— START Dataset records —
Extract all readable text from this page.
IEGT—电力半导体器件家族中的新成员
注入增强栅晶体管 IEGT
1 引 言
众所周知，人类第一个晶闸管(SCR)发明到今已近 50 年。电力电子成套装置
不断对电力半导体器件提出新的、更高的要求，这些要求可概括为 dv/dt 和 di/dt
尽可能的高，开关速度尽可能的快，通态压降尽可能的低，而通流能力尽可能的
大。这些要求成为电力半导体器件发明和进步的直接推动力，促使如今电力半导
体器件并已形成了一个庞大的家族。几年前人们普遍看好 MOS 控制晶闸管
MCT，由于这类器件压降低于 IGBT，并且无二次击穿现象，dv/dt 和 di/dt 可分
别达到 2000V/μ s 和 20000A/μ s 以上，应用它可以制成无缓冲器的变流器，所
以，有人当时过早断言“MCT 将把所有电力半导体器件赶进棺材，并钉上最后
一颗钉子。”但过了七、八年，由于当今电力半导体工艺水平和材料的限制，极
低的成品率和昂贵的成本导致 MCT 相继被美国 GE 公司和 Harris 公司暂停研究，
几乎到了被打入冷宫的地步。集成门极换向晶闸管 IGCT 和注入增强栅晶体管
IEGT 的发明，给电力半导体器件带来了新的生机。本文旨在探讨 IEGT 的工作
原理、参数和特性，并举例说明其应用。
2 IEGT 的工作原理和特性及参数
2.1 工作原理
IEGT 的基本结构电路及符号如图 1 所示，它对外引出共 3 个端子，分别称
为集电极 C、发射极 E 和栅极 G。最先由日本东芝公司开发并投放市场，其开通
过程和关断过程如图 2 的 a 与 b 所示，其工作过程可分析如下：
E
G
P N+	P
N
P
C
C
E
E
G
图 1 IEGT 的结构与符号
— END Dataset records —
> _Exercise goal_: Give the listing again, word for word.

> _Written solution_:
Extract all readable text from this page.
IEGT—电力半导体器件家族中的新成员
注入增强栅晶体管 IEGT
1 引 言
众所周知，人类第一个晶闸管(SCR)发明到今已近 50 年。电力电子成套装置
不断对电力半导体器件提出新的、更高的要求，这些要求可概括为 dv/dt 和 di/dt
尽可能的高，开关速度尽可能的快，通态压降尽可能的低，而通流能力尽可能的
大。这些要求成为电力半导体器件发明和进步的直接推动力，促使如今电力半导
体器件并已形成了一个庞大的家族。几年前人们普遍看好 MOS 控制晶闸管
MCT，由于这类器件压降低于 IGBT，并且无二次击穿现象，dv/dt 和 di/dt 可分
别达到 2000V/μ s 和 20000A/μ s 以上，应用它可以制成无缓冲器的变流器，所
以，有人当时过早断言“MCT 将把所有电力半导体器件赶进棺材，并钉上最后
一颗钉子。”但过了七、八年，由于当今电力半导体工艺水平和材料的限制，极
低的成品率和昂贵的成本导致 MCT 相继被美国 GE 公司和 Harris 公司暂停研究，
几乎到了被打入冷宫的地步。集成门极换向晶闸管 IGCT 和注入增强栅晶体管
IEGT 的发明，给电力半导体器件带来了新的生机。本文旨在探讨 IEGT 的工作
原理、参数和特性，并举例说明其应用。
2 IEGT 的工作原理和特性及参数
2.1 工作原理
IEGT 的基本结构电路及符号如图 1 所示，它对外引出共 3 个端子，分别称
为集电极 C、发射极 E 和栅极 G。最先由日本东芝公司开发并投放市场，其开通
过程和关断过程如图 2 的 a 与 b 所示，其工作过程可分析如下：
E
G
P N+	P
N
P
C
C
E
E
G
图 1 IEGT 的结构与符号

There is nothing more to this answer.